EXERCISE INSTRUCTIONS:
- a) Answer these questions using the excerpt on Florida voting and business statistics, marking your answers (i), (ii), (iii):
(i) How many Florida residents may the law on ex-felon voting affect?
(ii) To what reading did the NFIB Optimism Index rise in August?
(iii) Between May and June, from what rate to what rate did the 90-day delinquency rate jump?
- b) Decide whether each statement agrees with the excerpt on Florida voting and business statistics. Answer yes or no, and quote the words that decide it.
(i) State officials said they could readily determine how much money felons owe.
(ii) Seven of the 10 NFIB Index components improved.
(iii) The service sector is described as already showing strong job growth.
- c) Carry on the excerpt on Florida voting and business statistics from where it stops.

SELECTED PASSAGE:
Start of Block

This seems odd (hat tip, alert reader JM):

Can any readers shed some light?

* * *

–>

Realignment and Legitimacy

“Who Gets to Vote in Florida?” [The New Yorker]. “Six months after Amendment Four passed, the Republican-dominated legislature approved a law dictating that ex-felons could vote only if they first paid all the fines, restitution, and fees imposed at their sentencing. The law may affect as many as seven hundred and seventy thousand Florida residents, about half of whom are Black. In many cases, the totals came to thousands of dollars. The burden was not just large but uncertain: state officials testified that they had no way of knowing how much money felons owe, or whether they have paid; those calculations would take six years or so to complete. The legislation gutted Amendment Four, but DeSantis claimed that he was merely enforcing the language that voters had approved. ‘The amendment does not apply to a felon who has failed to complete all the terms of his sentence,’ he maintained.”

Stats Watch

At reader request, I added some business stats back in. Please give Econintersect click-throughs; they’re a good, old-school blog that covers more than stats. If anybody knows of other aggregators, please contact me at the email address below.

Small Business Optimism: “August 2020 Small Business Optimism Rebounds, Exceeding Historical Average” [Econintersect]. “The NFIB Optimism Index increased 1.4 points in August to 100.2, a reading slightly above the historical 46-year average. Seven of the 10 Index components improved, two declined, and one was unchanged. The NFIB Uncertainty Index increased two points in August to 90, the second-highest reading since 2017…. As reported in NFIB’s monthly jobs report, job creation plans increased three points to a net 21%, an unprecedented recovery from April’s reading of 1%. Construction job growth continues to be strong but owners in the sector are having a particularly hard time finding skilled employees. The manufacturing sector’s employment remained strong but not as strong as seen in previous months. The service sector is the missing link and the key to stronger job growth going forward.”

Debt: “June 2020 Loan Performance: Serious Delinquencies Spike as Financial Pressures Build for Homeowners” [Econintersect]. “Loan Performance Insights Report for May 2020 shows on a national level, 7.1% of mortgages were in some stage of delinquency (30 days or more past due, including those in foreclosure). This represents a 3.1-percentage point increase in the overall delinquency rate compared to June 2019, when it was 4%…. “Three months into the pandemic-induced recession, the 90-day delinquency rate has spiked to the highest rate in more than 21 years,” said Dr. Frank Nothaft, chief economist at CoreLogic. ‘Between May and June, the 90-day delinquency rate quadrupled, jumping from 0.5% to 2.3%, following a similar leap in the 60-day rate between April and May.’”

End of Block

[Document layout analysis data]

Start of Block

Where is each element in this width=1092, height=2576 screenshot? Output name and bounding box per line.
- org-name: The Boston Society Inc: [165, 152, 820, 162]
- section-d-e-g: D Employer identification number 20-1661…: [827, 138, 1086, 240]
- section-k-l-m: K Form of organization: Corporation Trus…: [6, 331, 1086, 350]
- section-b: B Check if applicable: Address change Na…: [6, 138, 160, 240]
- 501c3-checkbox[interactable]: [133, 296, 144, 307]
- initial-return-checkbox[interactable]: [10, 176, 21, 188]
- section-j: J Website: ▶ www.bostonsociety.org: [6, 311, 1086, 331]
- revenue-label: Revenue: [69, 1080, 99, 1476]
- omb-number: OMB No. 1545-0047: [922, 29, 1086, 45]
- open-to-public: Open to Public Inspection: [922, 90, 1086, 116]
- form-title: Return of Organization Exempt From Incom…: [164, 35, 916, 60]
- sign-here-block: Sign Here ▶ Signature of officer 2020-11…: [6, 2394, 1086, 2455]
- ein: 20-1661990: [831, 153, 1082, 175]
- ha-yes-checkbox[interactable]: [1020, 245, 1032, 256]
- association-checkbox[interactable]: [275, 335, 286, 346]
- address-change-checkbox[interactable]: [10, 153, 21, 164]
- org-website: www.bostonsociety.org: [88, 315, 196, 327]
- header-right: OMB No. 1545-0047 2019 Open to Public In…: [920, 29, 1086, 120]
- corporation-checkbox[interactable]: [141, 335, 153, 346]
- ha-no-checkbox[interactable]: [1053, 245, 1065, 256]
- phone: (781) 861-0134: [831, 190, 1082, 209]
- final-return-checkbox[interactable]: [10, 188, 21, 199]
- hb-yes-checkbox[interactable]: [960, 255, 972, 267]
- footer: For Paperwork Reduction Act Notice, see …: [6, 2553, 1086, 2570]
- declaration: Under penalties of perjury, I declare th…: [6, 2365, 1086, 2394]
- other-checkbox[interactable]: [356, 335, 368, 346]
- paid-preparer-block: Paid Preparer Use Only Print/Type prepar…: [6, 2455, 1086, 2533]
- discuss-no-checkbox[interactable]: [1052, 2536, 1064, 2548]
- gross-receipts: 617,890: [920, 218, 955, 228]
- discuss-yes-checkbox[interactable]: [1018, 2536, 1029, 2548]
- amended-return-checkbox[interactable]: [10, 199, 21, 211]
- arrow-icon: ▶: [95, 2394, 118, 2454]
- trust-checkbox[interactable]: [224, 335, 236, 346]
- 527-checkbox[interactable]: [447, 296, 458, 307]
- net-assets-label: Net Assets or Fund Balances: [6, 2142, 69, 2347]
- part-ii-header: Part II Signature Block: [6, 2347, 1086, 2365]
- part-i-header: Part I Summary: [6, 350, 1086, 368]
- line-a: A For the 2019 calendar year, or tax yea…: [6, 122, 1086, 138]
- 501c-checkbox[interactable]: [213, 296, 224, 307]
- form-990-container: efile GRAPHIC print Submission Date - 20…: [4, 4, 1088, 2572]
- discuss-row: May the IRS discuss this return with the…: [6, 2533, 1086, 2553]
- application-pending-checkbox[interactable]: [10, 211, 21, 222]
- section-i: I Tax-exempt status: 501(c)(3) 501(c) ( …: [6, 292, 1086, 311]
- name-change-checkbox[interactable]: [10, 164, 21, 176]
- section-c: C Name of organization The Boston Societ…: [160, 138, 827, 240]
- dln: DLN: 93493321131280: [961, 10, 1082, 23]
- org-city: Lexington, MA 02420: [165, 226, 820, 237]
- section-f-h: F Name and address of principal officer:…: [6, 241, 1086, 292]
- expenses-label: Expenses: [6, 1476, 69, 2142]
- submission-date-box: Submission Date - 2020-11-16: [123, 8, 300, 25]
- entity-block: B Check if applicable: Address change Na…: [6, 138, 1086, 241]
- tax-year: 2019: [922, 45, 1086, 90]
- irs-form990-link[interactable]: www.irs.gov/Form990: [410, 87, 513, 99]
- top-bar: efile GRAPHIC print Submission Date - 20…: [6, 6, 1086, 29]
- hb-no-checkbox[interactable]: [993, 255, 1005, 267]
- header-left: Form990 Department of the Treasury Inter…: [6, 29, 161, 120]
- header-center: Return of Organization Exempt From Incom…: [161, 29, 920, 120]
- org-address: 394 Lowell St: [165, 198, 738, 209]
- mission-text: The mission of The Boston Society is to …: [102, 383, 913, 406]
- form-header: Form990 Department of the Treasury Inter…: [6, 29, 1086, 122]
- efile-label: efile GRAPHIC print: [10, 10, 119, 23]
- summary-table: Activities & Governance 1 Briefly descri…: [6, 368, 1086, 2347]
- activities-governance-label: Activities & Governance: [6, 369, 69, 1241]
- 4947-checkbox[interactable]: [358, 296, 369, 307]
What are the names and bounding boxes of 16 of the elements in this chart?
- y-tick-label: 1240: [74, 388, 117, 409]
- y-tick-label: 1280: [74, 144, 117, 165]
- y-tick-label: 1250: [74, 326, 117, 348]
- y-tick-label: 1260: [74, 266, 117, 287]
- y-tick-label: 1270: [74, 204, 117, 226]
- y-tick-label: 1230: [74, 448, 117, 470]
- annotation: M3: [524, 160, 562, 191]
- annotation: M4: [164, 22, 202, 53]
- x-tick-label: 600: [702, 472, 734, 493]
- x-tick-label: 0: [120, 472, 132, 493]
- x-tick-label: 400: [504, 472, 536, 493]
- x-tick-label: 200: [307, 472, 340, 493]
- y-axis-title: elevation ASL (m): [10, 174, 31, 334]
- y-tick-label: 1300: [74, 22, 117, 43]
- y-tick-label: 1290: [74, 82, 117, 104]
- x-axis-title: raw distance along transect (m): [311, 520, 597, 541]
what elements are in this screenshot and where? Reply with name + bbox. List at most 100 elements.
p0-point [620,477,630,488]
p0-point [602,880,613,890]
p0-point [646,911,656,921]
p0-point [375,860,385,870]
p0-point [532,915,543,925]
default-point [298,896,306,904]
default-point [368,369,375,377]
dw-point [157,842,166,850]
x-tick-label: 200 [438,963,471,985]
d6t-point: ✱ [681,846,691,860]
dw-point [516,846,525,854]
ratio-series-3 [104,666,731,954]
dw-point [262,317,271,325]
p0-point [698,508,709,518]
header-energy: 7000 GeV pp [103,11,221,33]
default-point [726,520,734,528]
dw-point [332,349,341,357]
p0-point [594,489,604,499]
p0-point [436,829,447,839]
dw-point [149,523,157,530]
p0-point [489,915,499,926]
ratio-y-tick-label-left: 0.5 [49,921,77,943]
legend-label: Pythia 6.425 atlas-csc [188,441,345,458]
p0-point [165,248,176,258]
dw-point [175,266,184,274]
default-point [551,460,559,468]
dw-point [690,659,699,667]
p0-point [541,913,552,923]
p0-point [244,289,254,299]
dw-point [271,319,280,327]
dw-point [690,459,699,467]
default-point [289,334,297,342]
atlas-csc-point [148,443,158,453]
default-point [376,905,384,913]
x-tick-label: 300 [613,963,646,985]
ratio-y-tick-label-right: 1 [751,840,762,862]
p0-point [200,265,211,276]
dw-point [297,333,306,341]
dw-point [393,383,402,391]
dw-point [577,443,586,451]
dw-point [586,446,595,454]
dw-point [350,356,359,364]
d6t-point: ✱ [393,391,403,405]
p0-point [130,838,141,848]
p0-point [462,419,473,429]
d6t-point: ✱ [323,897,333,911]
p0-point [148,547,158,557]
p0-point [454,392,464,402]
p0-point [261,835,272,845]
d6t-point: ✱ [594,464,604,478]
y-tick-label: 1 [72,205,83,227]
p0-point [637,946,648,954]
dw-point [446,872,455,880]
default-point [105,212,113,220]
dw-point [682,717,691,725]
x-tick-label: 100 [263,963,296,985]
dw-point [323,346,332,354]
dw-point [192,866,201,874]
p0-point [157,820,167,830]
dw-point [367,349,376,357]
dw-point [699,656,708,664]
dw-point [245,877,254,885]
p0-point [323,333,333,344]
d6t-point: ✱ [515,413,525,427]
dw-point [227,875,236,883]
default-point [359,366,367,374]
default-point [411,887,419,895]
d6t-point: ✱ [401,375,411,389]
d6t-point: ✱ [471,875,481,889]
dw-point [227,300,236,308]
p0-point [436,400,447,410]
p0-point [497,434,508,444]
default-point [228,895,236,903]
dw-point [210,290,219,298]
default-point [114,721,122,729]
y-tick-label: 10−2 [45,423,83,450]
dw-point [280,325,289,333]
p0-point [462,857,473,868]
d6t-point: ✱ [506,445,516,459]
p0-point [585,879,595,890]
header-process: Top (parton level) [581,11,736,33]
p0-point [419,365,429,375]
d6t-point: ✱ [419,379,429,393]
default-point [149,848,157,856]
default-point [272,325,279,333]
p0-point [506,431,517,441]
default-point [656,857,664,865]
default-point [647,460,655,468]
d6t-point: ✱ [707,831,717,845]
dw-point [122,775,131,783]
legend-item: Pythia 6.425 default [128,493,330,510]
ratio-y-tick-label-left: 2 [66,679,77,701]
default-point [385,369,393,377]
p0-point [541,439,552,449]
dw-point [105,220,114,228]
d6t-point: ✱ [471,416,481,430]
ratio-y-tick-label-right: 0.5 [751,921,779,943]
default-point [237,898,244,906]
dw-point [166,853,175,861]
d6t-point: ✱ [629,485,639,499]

End of Block

SOLVED PROBLEMS:
- a)
(i) As many as seven hundred and seventy thousand
(ii) 100.2
(iii) From 0.5% to 2.3%

- b)
(i) No: "state officials testified that they had no way of knowing how much money felons owe, or whether they have paid"
(ii) Yes: "Seven of the 10 Index components improved, two declined, and one was unchanged."
(iii) No: "The service sector is the missing link and the key to stronger job growth going forward."

- c)
* * *

Retail: “Amazon bans foreign sales of “mystery” seeds in U.S.” [CBS]. “”Moving forward, we are only permitting the sale of seeds by sellers who are based in the U.S.,” the company said in a statement. Sellers who don’t comply with the restrictions could have their account shut down.” • More on the Chinese seeds and “brushing” at NC here.

Commodities: “There are still some embers burning in the cooling coal market. Rising natural gas prices and limited supply are pushing some utilities to increase their use of coal…. giving a bit of a boost to a market that’s been in a retreat” [Wall Street Journal]. “U.S. regulators estimate that coal’s long-declining share of electricity generation will tick up to 22% in 2021 from 18% this year. The share for natural gas-fired power will decline to 35% from 40%, a reversal that shows how sensitive the cutthroat natural-gas market is to shifts in prices and supply. Still, it will do little to salvage a coal business that remains bleak for transportation companies.”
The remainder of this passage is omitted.